• **Task directions**:
Without the pictures, copy all the entries below exactly.

______

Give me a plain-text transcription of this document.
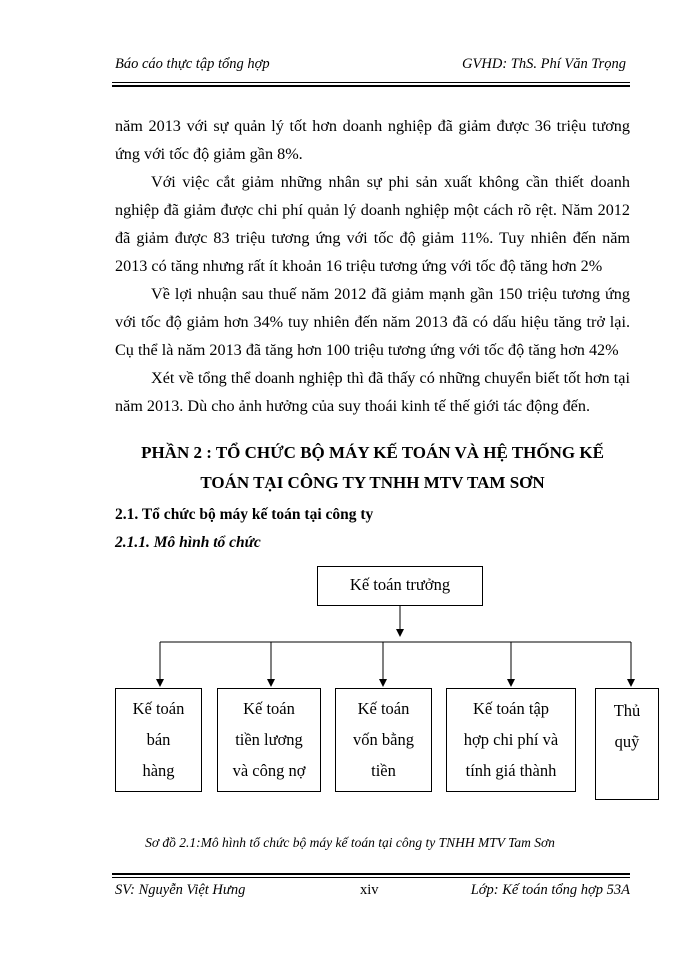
Báo cáo thực tập tổng hợp	GVHD: ThS. Phí Văn Trọng

năm 2013 với sự quản lý tốt hơn doanh nghiệp đã giảm được 36 triệu tương ứng với tốc độ giảm gần 8%.

Với việc cắt giảm những nhân sự phi sản xuất không cần thiết doanh nghiệp đã giảm được chi phí quản lý doanh nghiệp một cách rõ rệt. Năm 2012 đã giảm được 83 triệu tương ứng với tốc độ giảm 11%. Tuy nhiên đến năm 2013 có tăng nhưng rất ít khoản 16 triệu tương ứng với tốc độ tăng hơn 2%

Về lợi nhuận sau thuế năm 2012 đã giảm mạnh gần 150 triệu tương ứng với tốc độ giảm hơn 34% tuy nhiên đến năm 2013 đã có dấu hiệu tăng trở lại. Cụ thể là năm 2013 đã tăng hơn 100 triệu tương ứng với tốc độ tăng hơn 42%

Xét về tổng thể doanh nghiệp thì đã thấy có những chuyển biết tốt hơn tại năm 2013. Dù cho ảnh hưởng của suy thoái kinh tế thế giới tác động đến.

PHẦN 2 : TỔ CHỨC BỘ MÁY KẾ TOÁN VÀ HỆ THỐNG KẾ
TOÁN TẠI CÔNG TY TNHH MTV TAM SƠN
2.1. Tổ chức bộ máy kế toán tại công ty
2.1.1. Mô hình tổ chức
Kế toán trưởng
Kế toán
bán
hàng
Kế toán
tiền lương
và công nợ
Kế toán
vốn bằng
tiền
Kế toán tập
hợp chi phí và
tính giá thành
Thủ
quỹ
Sơ đồ 2.1:Mô hình tổ chức bộ máy kế toán tại công ty TNHH MTV Tam Sơn
SV: Nguyễn Việt Hưng	xiv	Lớp: Kế toán tổng hợp 53A
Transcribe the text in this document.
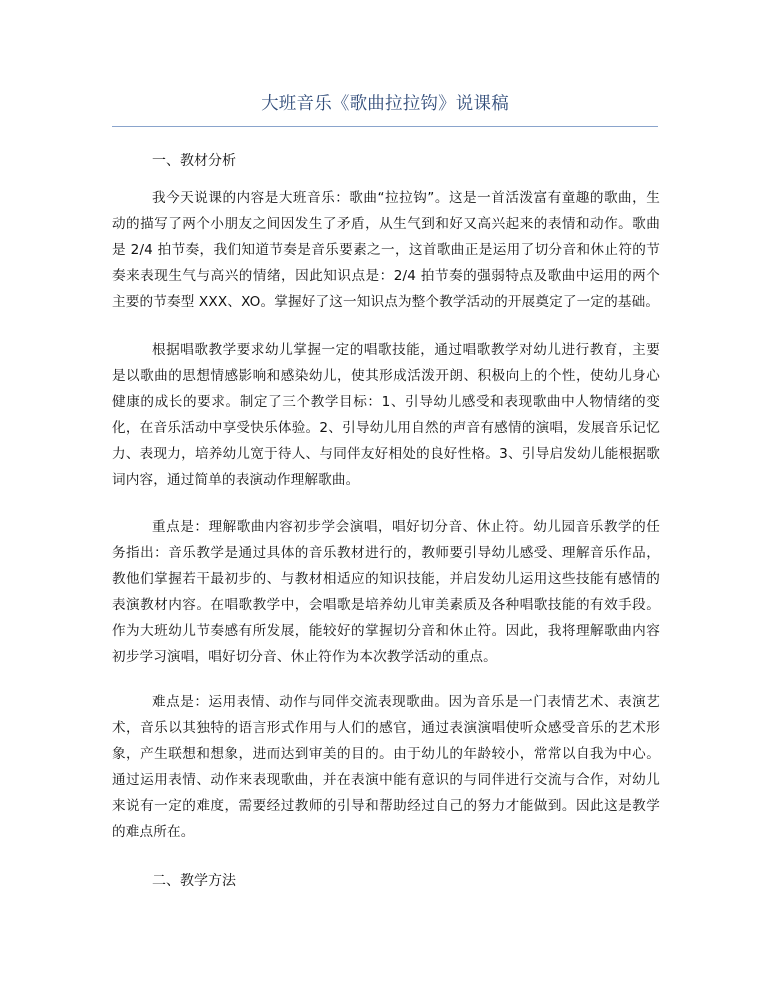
大班音乐《歌曲拉拉钩》说课稿
一、教材分析

我今天说课的内容是大班音乐：歌曲“拉拉钩”。这是一首活泼富有童趣的歌曲，生动的描写了两个小朋友之间因发生了矛盾，从生气到和好又高兴起来的表情和动作。歌曲是 2/4 拍节奏，我们知道节奏是音乐要素之一，这首歌曲正是运用了切分音和休止符的节奏来表现生气与高兴的情绪，因此知识点是：2/4 拍节奏的强弱特点及歌曲中运用的两个主要的节奏型 XXX、XO。掌握好了这一知识点为整个教学活动的开展奠定了一定的基础。

根据唱歌教学要求幼儿掌握一定的唱歌技能，通过唱歌教学对幼儿进行教育，主要是以歌曲的思想情感影响和感染幼儿，使其形成活泼开朗、积极向上的个性，使幼儿身心健康的成长的要求。制定了三个教学目标：1、引导幼儿感受和表现歌曲中人物情绪的变化，在音乐活动中享受快乐体验。2、引导幼儿用自然的声音有感情的演唱，发展音乐记忆力、表现力，培养幼儿宽于待人、与同伴友好相处的良好性格。3、引导启发幼儿能根据歌词内容，通过简单的表演动作理解歌曲。

重点是：理解歌曲内容初步学会演唱，唱好切分音、休止符。幼儿园音乐教学的任务指出：音乐教学是通过具体的音乐教材进行的，教师要引导幼儿感受、理解音乐作品，教他们掌握若干最初步的、与教材相适应的知识技能，并启发幼儿运用这些技能有感情的表演教材内容。在唱歌教学中，会唱歌是培养幼儿审美素质及各种唱歌技能的有效手段。作为大班幼儿节奏感有所发展，能较好的掌握切分音和休止符。因此，我将理解歌曲内容初步学习演唱，唱好切分音、休止符作为本次教学活动的重点。

难点是：运用表情、动作与同伴交流表现歌曲。因为音乐是一门表情艺术、表演艺术，音乐以其独特的语言形式作用与人们的感官，通过表演演唱使听众感受音乐的艺术形象，产生联想和想象，进而达到审美的目的。由于幼儿的年龄较小，常常以自我为中心。通过运用表情、动作来表现歌曲，并在表演中能有意识的与同伴进行交流与合作，对幼儿来说有一定的难度，需要经过教师的引导和帮助经过自己的努力才能做到。因此这是教学的难点所在。

二、教学方法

______

• **Task output**:
Give me a plain-text transcription of this document.
Báo cáo thực tập tổng hợp	GVHD: ThS. Phí Văn Trọng

năm 2013 với sự quản lý tốt hơn doanh nghiệp đã giảm được 36 triệu tương ứng với tốc độ giảm gần 8%.

Với việc cắt giảm những nhân sự phi sản xuất không cần thiết doanh nghiệp đã giảm được chi phí quản lý doanh nghiệp một cách rõ rệt. Năm 2012 đã giảm được 83 triệu tương ứng với tốc độ giảm 11%. Tuy nhiên đến năm 2013 có tăng nhưng rất ít khoản 16 triệu tương ứng với tốc độ tăng hơn 2%

Về lợi nhuận sau thuế năm 2012 đã giảm mạnh gần 150 triệu tương ứng với tốc độ giảm hơn 34% tuy nhiên đến năm 2013 đã có dấu hiệu tăng trở lại. Cụ thể là năm 2013 đã tăng hơn 100 triệu tương ứng với tốc độ tăng hơn 42%

Xét về tổng thể doanh nghiệp thì đã thấy có những chuyển biết tốt hơn tại năm 2013. Dù cho ảnh hưởng của suy thoái kinh tế thế giới tác động đến.

PHẦN 2 : TỔ CHỨC BỘ MÁY KẾ TOÁN VÀ HỆ THỐNG KẾ
TOÁN TẠI CÔNG TY TNHH MTV TAM SƠN
2.1. Tổ chức bộ máy kế toán tại công ty
2.1.1. Mô hình tổ chức
Kế toán trưởng
Kế toán
bán
hàng
Kế toán
tiền lương
và công nợ
Kế toán
vốn bằng
tiền
Kế toán tập
hợp chi phí và
tính giá thành
Thủ
quỹ
Sơ đồ 2.1:Mô hình tổ chức bộ máy kế toán tại công ty TNHH MTV Tam Sơn
SV: Nguyễn Việt Hưng	xiv	Lớp: Kế toán tổng hợp 53A
Transcribe the text in this document.
大班音乐《歌曲拉拉钩》说课稿
一、教材分析

我今天说课的内容是大班音乐：歌曲“拉拉钩”。这是一首活泼富有童趣的歌曲，生动的描写了两个小朋友之间因发生了矛盾，从生气到和好又高兴起来的表情和动作。歌曲是 2/4 拍节奏，我们知道节奏是音乐要素之一，这首歌曲正是运用了切分音和休止符的节奏来表现生气与高兴的情绪，因此知识点是：2/4 拍节奏的强弱特点及歌曲中运用的两个主要的节奏型 XXX、XO。掌握好了这一知识点为整个教学活动的开展奠定了一定的基础。

根据唱歌教学要求幼儿掌握一定的唱歌技能，通过唱歌教学对幼儿进行教育，主要是以歌曲的思想情感影响和感染幼儿，使其形成活泼开朗、积极向上的个性，使幼儿身心健康的成长的要求。制定了三个教学目标：1、引导幼儿感受和表现歌曲中人物情绪的变化，在音乐活动中享受快乐体验。2、引导幼儿用自然的声音有感情的演唱，发展音乐记忆力、表现力，培养幼儿宽于待人、与同伴友好相处的良好性格。3、引导启发幼儿能根据歌词内容，通过简单的表演动作理解歌曲。

重点是：理解歌曲内容初步学会演唱，唱好切分音、休止符。幼儿园音乐教学的任务指出：音乐教学是通过具体的音乐教材进行的，教师要引导幼儿感受、理解音乐作品，教他们掌握若干最初步的、与教材相适应的知识技能，并启发幼儿运用这些技能有感情的表演教材内容。在唱歌教学中，会唱歌是培养幼儿审美素质及各种唱歌技能的有效手段。作为大班幼儿节奏感有所发展，能较好的掌握切分音和休止符。因此，我将理解歌曲内容初步学习演唱，唱好切分音、休止符作为本次教学活动的重点。

难点是：运用表情、动作与同伴交流表现歌曲。因为音乐是一门表情艺术、表演艺术，音乐以其独特的语言形式作用与人们的感官，通过表演演唱使听众感受音乐的艺术形象，产生联想和想象，进而达到审美的目的。由于幼儿的年龄较小，常常以自我为中心。通过运用表情、动作来表现歌曲，并在表演中能有意识的与同伴进行交流与合作，对幼儿来说有一定的难度，需要经过教师的引导和帮助经过自己的努力才能做到。因此这是教学的难点所在。

二、教学方法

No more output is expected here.